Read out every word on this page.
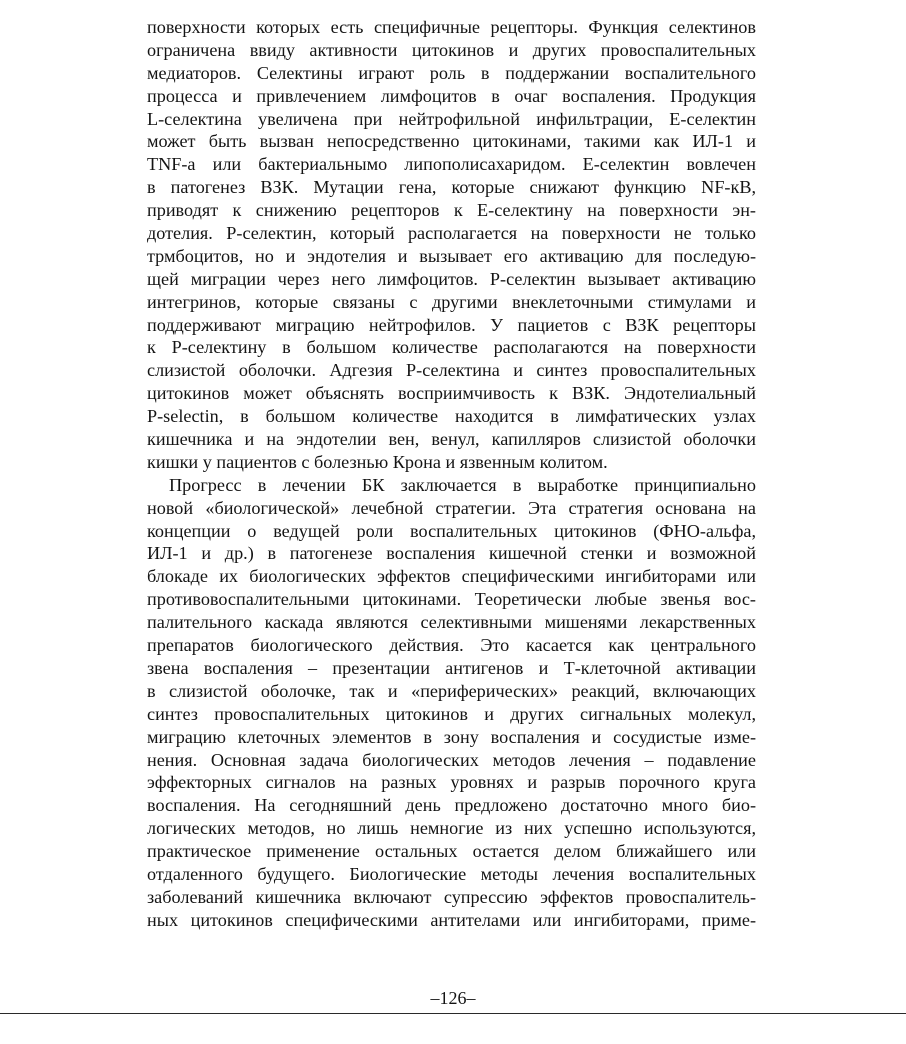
поверхности которых есть специфичные рецепторы. Функция селектинов
ограничена ввиду активности цитокинов и других провоспалительных
медиаторов. Селектины играют роль в поддержании воспалительного
процесса и привлечением лимфоцитов в очаг воспаления. Продукция
L-селектина увеличена при нейтрофильной инфильтрации, Е-селектин
может быть вызван непосредственно цитокинами, такими как ИЛ-1 и
TNF-a или бактериальнымо липополисахаридом. Е-селектин вовлечен
в патогенез ВЗК. Мутации гена, которые снижают функцию NF-кВ,
приводят к снижению рецепторов к Е-селектину на поверхности эн-
дотелия. Р-селектин, который располагается на поверхности не только
трмбоцитов, но и эндотелия и вызывает его активацию для последую-
щей миграции через него лимфоцитов. Р-селектин вызывает активацию
интегринов, которые связаны с другими внеклеточными стимулами и
поддерживают миграцию нейтрофилов. У пациетов с ВЗК рецепторы
к Р-селектину в большом количестве располагаются на поверхности
слизистой оболочки. Адгезия Р-селектина и синтез провоспалительных
цитокинов может объяснять восприимчивость к ВЗК. Эндотелиальный
P-selectin, в большом количестве находится в лимфатических узлах
кишечника и на эндотелии вен, венул, капилляров слизистой оболочки
кишки у пациентов с болезнью Крона и язвенным колитом.
Прогресс в лечении БК заключается в выработке принципиально
новой «биологической» лечебной стратегии. Эта стратегия основана на
концепции о ведущей роли воспалительных цитокинов (ФНО-альфа,
ИЛ-1 и др.) в патогенезе воспаления кишечной стенки и возможной
блокаде их биологических эффектов специфическими ингибиторами или
противовоспалительными цитокинами. Теоретически любые звенья вос-
палительного каскада являются селективными мишенями лекарственных
препаратов биологического действия. Это касается как центрального
звена воспаления – презентации антигенов и Т-клеточной активации
в слизистой оболочке, так и «периферических» реакций, включающих
синтез провоспалительных цитокинов и других сигнальных молекул,
миграцию клеточных элементов в зону воспаления и сосудистые изме-
нения. Основная задача биологических методов лечения – подавление
эффекторных сигналов на разных уровнях и разрыв порочного круга
воспаления. На сегодняшний день предложено достаточно много био-
логических методов, но лишь немногие из них успешно используются,
практическое применение остальных остается делом ближайшего или
отдаленного будущего. Биологические методы лечения воспалительных
заболеваний кишечника включают супрессию эффектов провоспалитель-
ных цитокинов специфическими антителами или ингибиторами, приме-
–126–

==*==

- **Given task**:
The required output is the number of lines containing the word "специфическими", and nothing besides.

- **Correct response**:
2